What the task requires: Quote all of the data exactly as given. Skip every picture it contains.

--- begin Available data ---

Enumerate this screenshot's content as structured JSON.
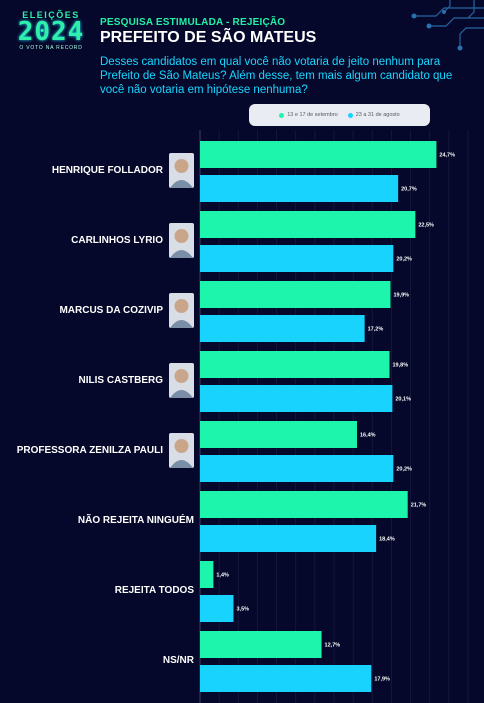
{
  "header": {
    "logo_top": "ELEIÇÕES",
    "logo_year": "2024",
    "logo_sub": "O VOTO NA RECORD",
    "kicker": "PESQUISA ESTIMULADA - REJEIÇÃO",
    "title": "PREFEITO DE SÃO MATEUS",
    "question": "Desses candidatos em qual você não votaria de jeito nenhum para Prefeito de São Mateus? Além desse, tem mais algum candidato que você não votaria em hipótese nenhuma?"
  },
  "colors": {
    "background": "#05082a",
    "series1": "#1ef5ac",
    "series2": "#19d3ff",
    "label": "#ffffff"
  },
  "chart_data": {
    "type": "bar",
    "orientation": "horizontal",
    "categories": [
      "HENRIQUE FOLLADOR",
      "CARLINHOS LYRIO",
      "MARCUS DA COZIVIP",
      "NILIS CASTBERG",
      "PROFESSORA ZENILZA PAULI",
      "NÃO REJEITA NINGUÉM",
      "REJEITA TODOS",
      "NS/NR"
    ],
    "category_has_photo": [
      true,
      true,
      true,
      true,
      true,
      false,
      false,
      false
    ],
    "series": [
      {
        "name": "13 e 17 de setembro",
        "values": [
          24.7,
          22.5,
          19.9,
          19.8,
          16.4,
          21.7,
          1.4,
          12.7
        ],
        "labels": [
          "24,7%",
          "22,5%",
          "19,9%",
          "19,8%",
          "16,4%",
          "21,7%",
          "1,4%",
          "12,7%"
        ]
      },
      {
        "name": "23 a 31 de agosto",
        "values": [
          20.7,
          20.2,
          17.2,
          20.1,
          20.2,
          18.4,
          3.5,
          17.9
        ],
        "labels": [
          "20,7%",
          "20,2%",
          "17,2%",
          "20,1%",
          "20,2%",
          "18,4%",
          "3,5%",
          "17,9%"
        ]
      }
    ],
    "xlim": [
      0,
      28
    ],
    "grid": true,
    "legend_position": "top-center"
  }
}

--- end Available data ---

Task answer:
Enumerate this screenshot's content as structured JSON.
{
  "header": {
    "logo_top": "ELEIÇÕES",
    "logo_year": "2024",
    "logo_sub": "O VOTO NA RECORD",
    "kicker": "PESQUISA ESTIMULADA - REJEIÇÃO",
    "title": "PREFEITO DE SÃO MATEUS",
    "question": "Desses candidatos em qual você não votaria de jeito nenhum para Prefeito de São Mateus? Além desse, tem mais algum candidato que você não votaria em hipótese nenhuma?"
  },
  "colors": {
    "background": "#05082a",
    "series1": "#1ef5ac",
    "series2": "#19d3ff",
    "label": "#ffffff"
  },
  "chart_data": {
    "type": "bar",
    "orientation": "horizontal",
    "categories": [
      "HENRIQUE FOLLADOR",
      "CARLINHOS LYRIO",
      "MARCUS DA COZIVIP",
      "NILIS CASTBERG",
      "PROFESSORA ZENILZA PAULI",
      "NÃO REJEITA NINGUÉM",
      "REJEITA TODOS",
      "NS/NR"
    ],
    "category_has_photo": [
      true,
      true,
      true,
      true,
      true,
      false,
      false,
      false
    ],
    "series": [
      {
        "name": "13 e 17 de setembro",
        "values": [
          24.7,
          22.5,
          19.9,
          19.8,
          16.4,
          21.7,
          1.4,
          12.7
        ],
        "labels": [
          "24,7%",
          "22,5%",
          "19,9%",
          "19,8%",
          "16,4%",
          "21,7%",
          "1,4%",
          "12,7%"
        ]
      },
      {
        "name": "23 a 31 de agosto",
        "values": [
          20.7,
          20.2,
          17.2,
          20.1,
          20.2,
          18.4,
          3.5,
          17.9
        ],
        "labels": [
          "20,7%",
          "20,2%",
          "17,2%",
          "20,1%",
          "20,2%",
          "18,4%",
          "3,5%",
          "17,9%"
        ]
      }
    ],
    "xlim": [
      0,
      28
    ],
    "grid": true,
    "legend_position": "top-center"
  }
}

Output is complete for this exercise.